[Data entries]
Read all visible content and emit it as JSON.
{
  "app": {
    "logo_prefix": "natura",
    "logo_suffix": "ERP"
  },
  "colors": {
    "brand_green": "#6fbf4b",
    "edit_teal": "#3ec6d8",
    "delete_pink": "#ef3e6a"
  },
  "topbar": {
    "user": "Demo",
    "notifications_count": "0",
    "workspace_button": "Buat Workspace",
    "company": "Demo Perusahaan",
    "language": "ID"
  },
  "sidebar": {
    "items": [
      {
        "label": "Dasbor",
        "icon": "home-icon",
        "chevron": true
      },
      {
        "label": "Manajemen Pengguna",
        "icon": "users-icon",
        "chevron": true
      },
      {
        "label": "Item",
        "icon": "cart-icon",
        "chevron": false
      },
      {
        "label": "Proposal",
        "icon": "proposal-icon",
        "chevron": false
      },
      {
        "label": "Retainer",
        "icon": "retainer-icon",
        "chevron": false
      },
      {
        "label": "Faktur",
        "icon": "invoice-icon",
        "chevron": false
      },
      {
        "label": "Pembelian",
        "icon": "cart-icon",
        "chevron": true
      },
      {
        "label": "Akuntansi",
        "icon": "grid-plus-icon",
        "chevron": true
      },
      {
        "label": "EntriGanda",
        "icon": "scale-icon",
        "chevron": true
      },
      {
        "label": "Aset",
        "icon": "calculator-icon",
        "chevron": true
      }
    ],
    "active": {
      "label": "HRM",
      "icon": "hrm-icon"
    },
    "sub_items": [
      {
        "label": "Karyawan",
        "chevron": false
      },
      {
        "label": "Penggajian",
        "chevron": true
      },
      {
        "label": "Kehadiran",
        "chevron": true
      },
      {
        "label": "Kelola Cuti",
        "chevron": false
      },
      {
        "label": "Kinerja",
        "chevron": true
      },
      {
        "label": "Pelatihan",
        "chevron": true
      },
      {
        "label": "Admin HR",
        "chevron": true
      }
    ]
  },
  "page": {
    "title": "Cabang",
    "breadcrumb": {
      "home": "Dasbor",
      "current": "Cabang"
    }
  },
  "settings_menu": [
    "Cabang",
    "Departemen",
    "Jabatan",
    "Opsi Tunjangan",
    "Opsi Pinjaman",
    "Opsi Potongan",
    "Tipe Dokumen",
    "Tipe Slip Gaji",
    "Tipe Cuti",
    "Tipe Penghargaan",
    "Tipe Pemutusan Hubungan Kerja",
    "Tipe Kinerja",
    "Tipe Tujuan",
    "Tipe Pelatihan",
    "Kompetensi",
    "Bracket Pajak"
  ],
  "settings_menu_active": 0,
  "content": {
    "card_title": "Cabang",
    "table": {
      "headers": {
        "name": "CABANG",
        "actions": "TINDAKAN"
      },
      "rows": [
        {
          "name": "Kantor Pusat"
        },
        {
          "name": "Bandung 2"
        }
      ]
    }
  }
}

_OBJECTIVE_
Quote each line above in full, word for word.

_OUTPUT_
Read all visible content and emit it as JSON.
{
  "app": {
    "logo_prefix": "natura",
    "logo_suffix": "ERP"
  },
  "colors": {
    "brand_green": "#6fbf4b",
    "edit_teal": "#3ec6d8",
    "delete_pink": "#ef3e6a"
  },
  "topbar": {
    "user": "Demo",
    "notifications_count": "0",
    "workspace_button": "Buat Workspace",
    "company": "Demo Perusahaan",
    "language": "ID"
  },
  "sidebar": {
    "items": [
      {
        "label": "Dasbor",
        "icon": "home-icon",
        "chevron": true
      },
      {
        "label": "Manajemen Pengguna",
        "icon": "users-icon",
        "chevron": true
      },
      {
        "label": "Item",
        "icon": "cart-icon",
        "chevron": false
      },
      {
        "label": "Proposal",
        "icon": "proposal-icon",
        "chevron": false
      },
      {
        "label": "Retainer",
        "icon": "retainer-icon",
        "chevron": false
      },
      {
        "label": "Faktur",
        "icon": "invoice-icon",
        "chevron": false
      },
      {
        "label": "Pembelian",
        "icon": "cart-icon",
        "chevron": true
      },
      {
        "label": "Akuntansi",
        "icon": "grid-plus-icon",
        "chevron": true
      },
      {
        "label": "EntriGanda",
        "icon": "scale-icon",
        "chevron": true
      },
      {
        "label": "Aset",
        "icon": "calculator-icon",
        "chevron": true
      }
    ],
    "active": {
      "label": "HRM",
      "icon": "hrm-icon"
    },
    "sub_items": [
      {
        "label": "Karyawan",
        "chevron": false
      },
      {
        "label": "Penggajian",
        "chevron": true
      },
      {
        "label": "Kehadiran",
        "chevron": true
      },
      {
        "label": "Kelola Cuti",
        "chevron": false
      },
      {
        "label": "Kinerja",
        "chevron": true
      },
      {
        "label": "Pelatihan",
        "chevron": true
      },
      {
        "label": "Admin HR",
        "chevron": true
      }
    ]
  },
  "page": {
    "title": "Cabang",
    "breadcrumb": {
      "home": "Dasbor",
      "current": "Cabang"
    }
  },
  "settings_menu": [
    "Cabang",
    "Departemen",
    "Jabatan",
    "Opsi Tunjangan",
    "Opsi Pinjaman",
    "Opsi Potongan",
    "Tipe Dokumen",
    "Tipe Slip Gaji",
    "Tipe Cuti",
    "Tipe Penghargaan",
    "Tipe Pemutusan Hubungan Kerja",
    "Tipe Kinerja",
    "Tipe Tujuan",
    "Tipe Pelatihan",
    "Kompetensi",
    "Bracket Pajak"
  ],
  "settings_menu_active": 0,
  "content": {
    "card_title": "Cabang",
    "table": {
      "headers": {
        "name": "CABANG",
        "actions": "TINDAKAN"
      },
      "rows": [
        {
          "name": "Kantor Pusat"
        },
        {
          "name": "Bandung 2"
        }
      ]
    }
  }
}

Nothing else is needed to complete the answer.